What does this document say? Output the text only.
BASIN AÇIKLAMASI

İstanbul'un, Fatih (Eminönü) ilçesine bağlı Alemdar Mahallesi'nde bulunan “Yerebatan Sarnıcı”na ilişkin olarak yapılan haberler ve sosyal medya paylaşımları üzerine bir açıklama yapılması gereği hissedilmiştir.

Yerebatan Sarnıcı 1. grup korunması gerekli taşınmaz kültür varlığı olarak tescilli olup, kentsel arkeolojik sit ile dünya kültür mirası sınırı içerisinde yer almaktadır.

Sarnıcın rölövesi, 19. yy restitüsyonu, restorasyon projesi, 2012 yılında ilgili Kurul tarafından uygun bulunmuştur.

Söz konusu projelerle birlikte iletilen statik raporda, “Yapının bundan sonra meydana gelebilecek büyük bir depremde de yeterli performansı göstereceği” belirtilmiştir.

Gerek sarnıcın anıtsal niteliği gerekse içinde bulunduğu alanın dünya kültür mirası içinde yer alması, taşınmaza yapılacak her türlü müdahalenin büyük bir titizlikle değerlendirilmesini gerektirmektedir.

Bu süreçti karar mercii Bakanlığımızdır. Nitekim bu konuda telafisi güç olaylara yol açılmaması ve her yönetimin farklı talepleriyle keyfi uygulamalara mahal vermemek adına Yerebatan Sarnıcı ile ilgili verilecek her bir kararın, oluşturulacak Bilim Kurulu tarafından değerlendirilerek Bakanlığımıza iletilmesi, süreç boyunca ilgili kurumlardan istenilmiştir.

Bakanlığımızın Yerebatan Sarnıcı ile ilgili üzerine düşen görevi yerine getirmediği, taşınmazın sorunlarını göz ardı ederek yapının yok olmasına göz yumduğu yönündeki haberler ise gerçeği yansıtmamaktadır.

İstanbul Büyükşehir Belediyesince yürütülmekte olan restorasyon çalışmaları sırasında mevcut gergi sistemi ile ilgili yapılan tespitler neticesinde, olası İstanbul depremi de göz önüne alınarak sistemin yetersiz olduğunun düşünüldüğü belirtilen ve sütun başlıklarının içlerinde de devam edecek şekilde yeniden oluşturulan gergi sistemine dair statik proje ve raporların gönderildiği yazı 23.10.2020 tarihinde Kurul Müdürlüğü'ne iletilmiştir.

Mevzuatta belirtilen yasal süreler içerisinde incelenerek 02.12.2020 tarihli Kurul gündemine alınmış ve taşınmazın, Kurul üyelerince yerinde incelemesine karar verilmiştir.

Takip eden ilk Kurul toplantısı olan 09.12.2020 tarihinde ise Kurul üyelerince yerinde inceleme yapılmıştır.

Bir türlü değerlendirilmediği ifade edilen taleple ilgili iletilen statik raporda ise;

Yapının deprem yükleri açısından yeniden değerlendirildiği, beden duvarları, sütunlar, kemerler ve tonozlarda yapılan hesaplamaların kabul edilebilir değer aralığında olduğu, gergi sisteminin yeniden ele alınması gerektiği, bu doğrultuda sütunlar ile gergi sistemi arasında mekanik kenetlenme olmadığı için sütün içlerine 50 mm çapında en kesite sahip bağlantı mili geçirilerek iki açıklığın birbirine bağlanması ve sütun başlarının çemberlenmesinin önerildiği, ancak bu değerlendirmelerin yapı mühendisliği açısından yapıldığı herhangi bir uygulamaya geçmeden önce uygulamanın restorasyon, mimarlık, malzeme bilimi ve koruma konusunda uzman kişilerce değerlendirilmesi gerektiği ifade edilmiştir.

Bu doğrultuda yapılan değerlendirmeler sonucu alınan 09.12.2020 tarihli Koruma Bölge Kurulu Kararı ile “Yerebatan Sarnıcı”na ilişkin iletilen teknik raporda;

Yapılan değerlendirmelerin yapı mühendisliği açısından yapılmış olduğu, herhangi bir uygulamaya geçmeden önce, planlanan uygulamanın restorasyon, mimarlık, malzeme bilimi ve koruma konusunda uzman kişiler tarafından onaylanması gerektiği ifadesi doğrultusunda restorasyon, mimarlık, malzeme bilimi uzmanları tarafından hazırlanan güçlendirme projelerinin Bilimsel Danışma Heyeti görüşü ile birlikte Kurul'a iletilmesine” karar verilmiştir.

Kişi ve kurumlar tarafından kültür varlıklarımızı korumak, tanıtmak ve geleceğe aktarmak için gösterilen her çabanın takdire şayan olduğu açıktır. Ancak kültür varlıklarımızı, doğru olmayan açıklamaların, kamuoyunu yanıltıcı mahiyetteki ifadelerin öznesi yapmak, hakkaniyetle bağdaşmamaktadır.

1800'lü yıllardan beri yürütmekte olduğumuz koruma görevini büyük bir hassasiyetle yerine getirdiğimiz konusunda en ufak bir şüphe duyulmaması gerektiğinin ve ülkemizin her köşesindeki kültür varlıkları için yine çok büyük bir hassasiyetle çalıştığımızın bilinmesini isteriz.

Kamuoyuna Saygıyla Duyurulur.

☆ ☆ ☆ ☆ ☆

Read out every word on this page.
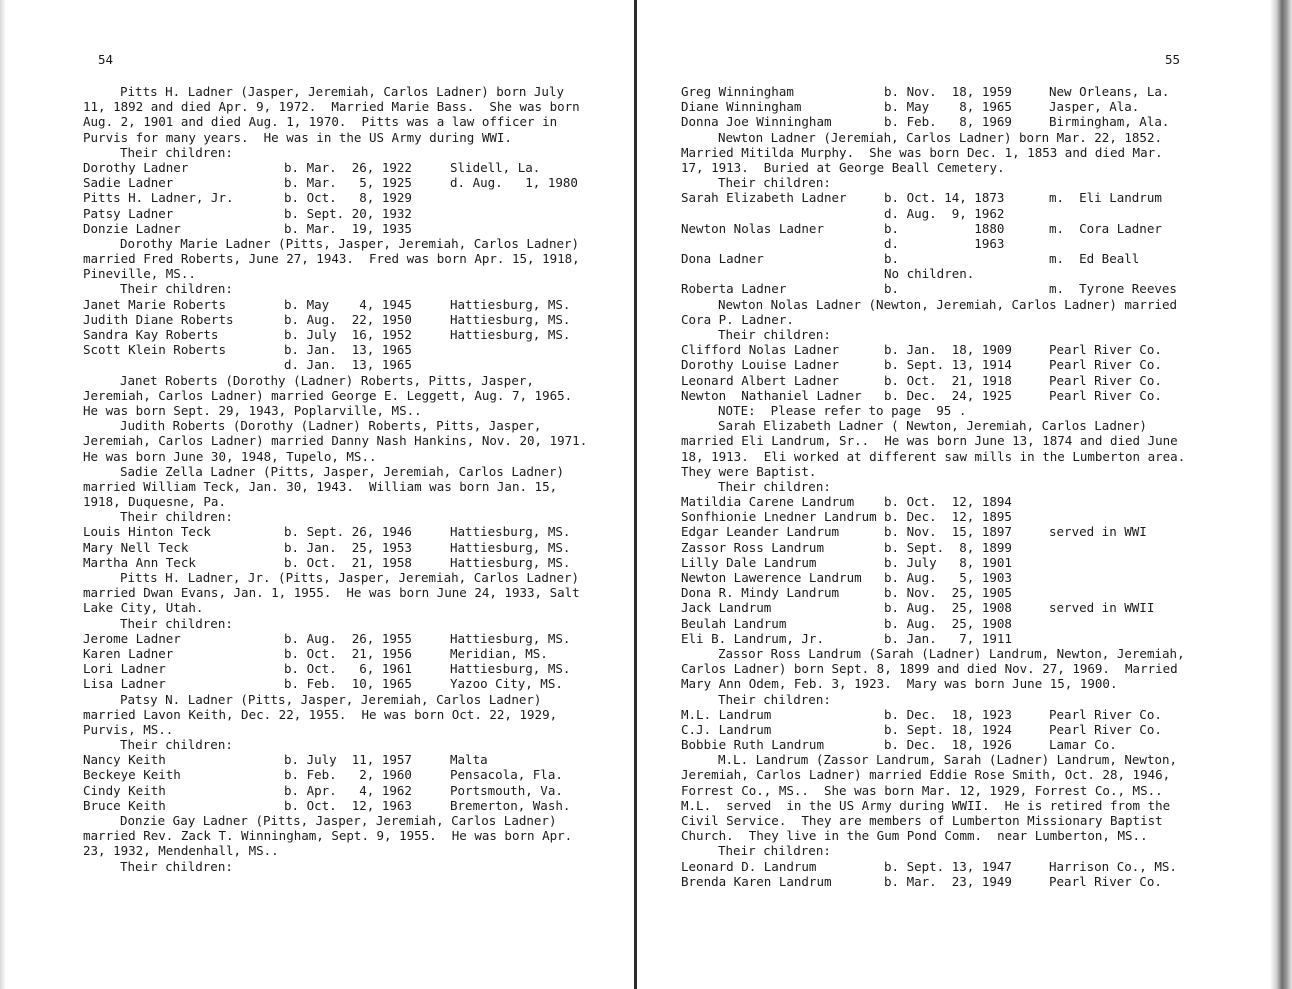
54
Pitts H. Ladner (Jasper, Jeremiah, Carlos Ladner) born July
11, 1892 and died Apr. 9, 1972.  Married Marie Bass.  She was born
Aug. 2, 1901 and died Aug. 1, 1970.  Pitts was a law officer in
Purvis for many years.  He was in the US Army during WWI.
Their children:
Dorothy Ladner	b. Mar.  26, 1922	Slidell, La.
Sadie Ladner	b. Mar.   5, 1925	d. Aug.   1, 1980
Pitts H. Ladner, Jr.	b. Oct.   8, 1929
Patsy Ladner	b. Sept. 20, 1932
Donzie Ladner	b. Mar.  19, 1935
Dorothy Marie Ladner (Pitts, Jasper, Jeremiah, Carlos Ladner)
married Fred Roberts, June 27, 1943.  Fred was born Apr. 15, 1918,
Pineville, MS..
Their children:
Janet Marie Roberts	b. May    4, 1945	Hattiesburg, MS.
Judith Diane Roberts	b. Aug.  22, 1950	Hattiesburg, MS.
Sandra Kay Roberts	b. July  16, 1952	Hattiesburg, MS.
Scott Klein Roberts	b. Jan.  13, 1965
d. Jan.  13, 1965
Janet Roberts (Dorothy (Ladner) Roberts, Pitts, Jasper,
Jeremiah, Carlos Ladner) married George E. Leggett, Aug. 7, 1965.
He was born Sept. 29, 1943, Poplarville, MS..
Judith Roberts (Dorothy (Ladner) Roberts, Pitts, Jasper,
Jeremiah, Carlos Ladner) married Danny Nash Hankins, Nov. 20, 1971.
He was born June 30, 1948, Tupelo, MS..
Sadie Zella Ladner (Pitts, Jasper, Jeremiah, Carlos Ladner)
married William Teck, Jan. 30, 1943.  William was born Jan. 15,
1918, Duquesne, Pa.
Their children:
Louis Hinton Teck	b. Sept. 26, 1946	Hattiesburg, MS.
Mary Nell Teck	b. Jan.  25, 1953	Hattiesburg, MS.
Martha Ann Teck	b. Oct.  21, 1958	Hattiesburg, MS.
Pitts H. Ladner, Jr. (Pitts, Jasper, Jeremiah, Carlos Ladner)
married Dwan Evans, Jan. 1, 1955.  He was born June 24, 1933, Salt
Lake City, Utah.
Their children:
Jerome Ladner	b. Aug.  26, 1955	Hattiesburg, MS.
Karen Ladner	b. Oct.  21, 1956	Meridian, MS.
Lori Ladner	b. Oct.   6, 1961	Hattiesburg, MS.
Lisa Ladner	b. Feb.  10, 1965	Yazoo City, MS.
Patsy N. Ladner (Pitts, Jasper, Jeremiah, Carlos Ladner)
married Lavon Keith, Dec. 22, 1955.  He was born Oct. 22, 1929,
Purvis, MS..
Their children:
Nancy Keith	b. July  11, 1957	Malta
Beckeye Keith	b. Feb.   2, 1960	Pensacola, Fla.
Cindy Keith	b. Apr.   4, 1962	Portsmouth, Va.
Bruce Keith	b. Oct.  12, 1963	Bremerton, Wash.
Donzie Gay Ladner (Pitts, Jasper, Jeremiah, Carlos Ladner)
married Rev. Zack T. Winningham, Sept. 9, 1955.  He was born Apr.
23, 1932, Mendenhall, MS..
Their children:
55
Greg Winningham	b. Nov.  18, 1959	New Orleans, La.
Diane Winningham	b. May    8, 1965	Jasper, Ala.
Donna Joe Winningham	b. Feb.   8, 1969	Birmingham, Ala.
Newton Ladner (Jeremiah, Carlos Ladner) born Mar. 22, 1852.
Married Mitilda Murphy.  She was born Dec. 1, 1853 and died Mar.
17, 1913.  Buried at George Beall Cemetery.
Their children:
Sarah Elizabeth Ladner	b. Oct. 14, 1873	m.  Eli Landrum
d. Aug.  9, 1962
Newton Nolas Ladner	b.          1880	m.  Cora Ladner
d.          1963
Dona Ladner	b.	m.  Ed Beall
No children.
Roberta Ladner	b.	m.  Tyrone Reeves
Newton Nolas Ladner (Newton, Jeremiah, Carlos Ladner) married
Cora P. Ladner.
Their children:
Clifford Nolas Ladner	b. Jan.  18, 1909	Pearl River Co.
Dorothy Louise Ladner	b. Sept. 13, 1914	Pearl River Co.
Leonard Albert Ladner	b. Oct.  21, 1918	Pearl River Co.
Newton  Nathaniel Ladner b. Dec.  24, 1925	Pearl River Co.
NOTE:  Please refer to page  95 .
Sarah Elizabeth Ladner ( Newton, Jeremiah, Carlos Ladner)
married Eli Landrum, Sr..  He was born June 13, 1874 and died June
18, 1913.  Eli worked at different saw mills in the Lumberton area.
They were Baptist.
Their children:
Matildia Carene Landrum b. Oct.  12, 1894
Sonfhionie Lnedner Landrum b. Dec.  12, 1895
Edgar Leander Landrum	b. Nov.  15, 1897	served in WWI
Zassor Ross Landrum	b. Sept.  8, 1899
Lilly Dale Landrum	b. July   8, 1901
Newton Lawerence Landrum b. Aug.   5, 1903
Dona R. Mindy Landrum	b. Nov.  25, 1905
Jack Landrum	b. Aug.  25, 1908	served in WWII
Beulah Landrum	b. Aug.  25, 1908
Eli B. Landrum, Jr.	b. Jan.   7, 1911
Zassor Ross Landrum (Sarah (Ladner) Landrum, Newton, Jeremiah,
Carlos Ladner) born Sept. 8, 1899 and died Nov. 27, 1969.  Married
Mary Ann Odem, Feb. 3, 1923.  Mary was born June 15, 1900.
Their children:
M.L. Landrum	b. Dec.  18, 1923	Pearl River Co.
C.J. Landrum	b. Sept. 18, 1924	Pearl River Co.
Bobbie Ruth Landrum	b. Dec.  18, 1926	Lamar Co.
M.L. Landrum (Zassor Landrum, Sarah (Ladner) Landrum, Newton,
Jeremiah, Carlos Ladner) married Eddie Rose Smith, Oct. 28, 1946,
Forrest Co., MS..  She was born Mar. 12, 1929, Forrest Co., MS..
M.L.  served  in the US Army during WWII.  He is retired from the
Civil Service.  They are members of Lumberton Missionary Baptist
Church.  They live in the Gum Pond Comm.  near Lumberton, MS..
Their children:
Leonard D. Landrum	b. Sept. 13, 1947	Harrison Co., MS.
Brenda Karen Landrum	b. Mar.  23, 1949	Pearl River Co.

☆ ☆ ☆ ☆ ☆

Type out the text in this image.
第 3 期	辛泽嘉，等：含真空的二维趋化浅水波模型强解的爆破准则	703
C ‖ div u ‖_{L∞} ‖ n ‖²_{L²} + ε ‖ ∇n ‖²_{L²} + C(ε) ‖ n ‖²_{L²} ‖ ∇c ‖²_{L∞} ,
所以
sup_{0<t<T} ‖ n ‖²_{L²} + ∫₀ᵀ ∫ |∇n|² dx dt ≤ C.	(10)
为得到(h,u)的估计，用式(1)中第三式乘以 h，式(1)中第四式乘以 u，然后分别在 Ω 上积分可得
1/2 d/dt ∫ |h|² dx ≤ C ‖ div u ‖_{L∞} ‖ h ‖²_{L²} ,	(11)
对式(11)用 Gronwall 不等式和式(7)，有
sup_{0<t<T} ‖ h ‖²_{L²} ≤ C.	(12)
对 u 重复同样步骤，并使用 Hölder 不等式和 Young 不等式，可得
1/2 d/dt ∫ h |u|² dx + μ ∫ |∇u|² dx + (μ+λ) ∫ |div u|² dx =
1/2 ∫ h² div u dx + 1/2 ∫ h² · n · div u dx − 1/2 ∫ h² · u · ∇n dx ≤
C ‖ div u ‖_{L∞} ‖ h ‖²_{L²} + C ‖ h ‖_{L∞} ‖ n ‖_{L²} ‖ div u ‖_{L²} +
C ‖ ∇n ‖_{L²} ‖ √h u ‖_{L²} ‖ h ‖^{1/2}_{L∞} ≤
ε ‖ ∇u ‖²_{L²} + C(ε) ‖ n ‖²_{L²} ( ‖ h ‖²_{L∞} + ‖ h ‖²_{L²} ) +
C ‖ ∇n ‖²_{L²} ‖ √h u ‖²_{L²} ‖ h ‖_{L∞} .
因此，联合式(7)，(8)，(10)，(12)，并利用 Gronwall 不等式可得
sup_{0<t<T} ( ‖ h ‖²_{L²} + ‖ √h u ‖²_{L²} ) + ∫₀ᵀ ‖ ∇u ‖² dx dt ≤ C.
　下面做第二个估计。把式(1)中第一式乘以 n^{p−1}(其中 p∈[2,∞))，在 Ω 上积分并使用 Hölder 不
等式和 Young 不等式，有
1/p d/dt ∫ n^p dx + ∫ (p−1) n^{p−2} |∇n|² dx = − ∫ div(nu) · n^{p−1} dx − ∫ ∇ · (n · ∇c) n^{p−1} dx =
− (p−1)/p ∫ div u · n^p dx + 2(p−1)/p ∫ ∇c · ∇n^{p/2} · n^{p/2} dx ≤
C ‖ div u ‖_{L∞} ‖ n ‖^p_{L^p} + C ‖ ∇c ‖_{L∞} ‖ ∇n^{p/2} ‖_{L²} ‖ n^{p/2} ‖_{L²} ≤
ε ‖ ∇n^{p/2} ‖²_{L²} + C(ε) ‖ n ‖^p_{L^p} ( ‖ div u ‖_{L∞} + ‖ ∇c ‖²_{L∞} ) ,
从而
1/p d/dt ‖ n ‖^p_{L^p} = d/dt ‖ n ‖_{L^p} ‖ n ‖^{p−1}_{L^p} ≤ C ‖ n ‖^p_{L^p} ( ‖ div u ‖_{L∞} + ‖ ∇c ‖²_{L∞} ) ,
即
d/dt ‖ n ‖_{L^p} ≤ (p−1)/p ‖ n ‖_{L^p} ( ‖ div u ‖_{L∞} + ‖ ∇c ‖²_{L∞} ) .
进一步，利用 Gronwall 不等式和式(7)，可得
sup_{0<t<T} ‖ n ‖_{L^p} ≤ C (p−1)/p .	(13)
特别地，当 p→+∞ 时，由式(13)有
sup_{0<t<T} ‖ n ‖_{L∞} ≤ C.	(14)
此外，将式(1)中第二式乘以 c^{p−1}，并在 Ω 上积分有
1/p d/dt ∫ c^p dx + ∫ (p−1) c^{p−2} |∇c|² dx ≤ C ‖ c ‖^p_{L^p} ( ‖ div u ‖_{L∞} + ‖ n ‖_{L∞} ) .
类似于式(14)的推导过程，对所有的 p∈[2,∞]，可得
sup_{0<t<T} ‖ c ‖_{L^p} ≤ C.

☆ ☆ ☆ ☆ ☆

■ The request:
Across the data, tally the lines containing "iletilen" and give back the number alone.

■ Expected answer:
3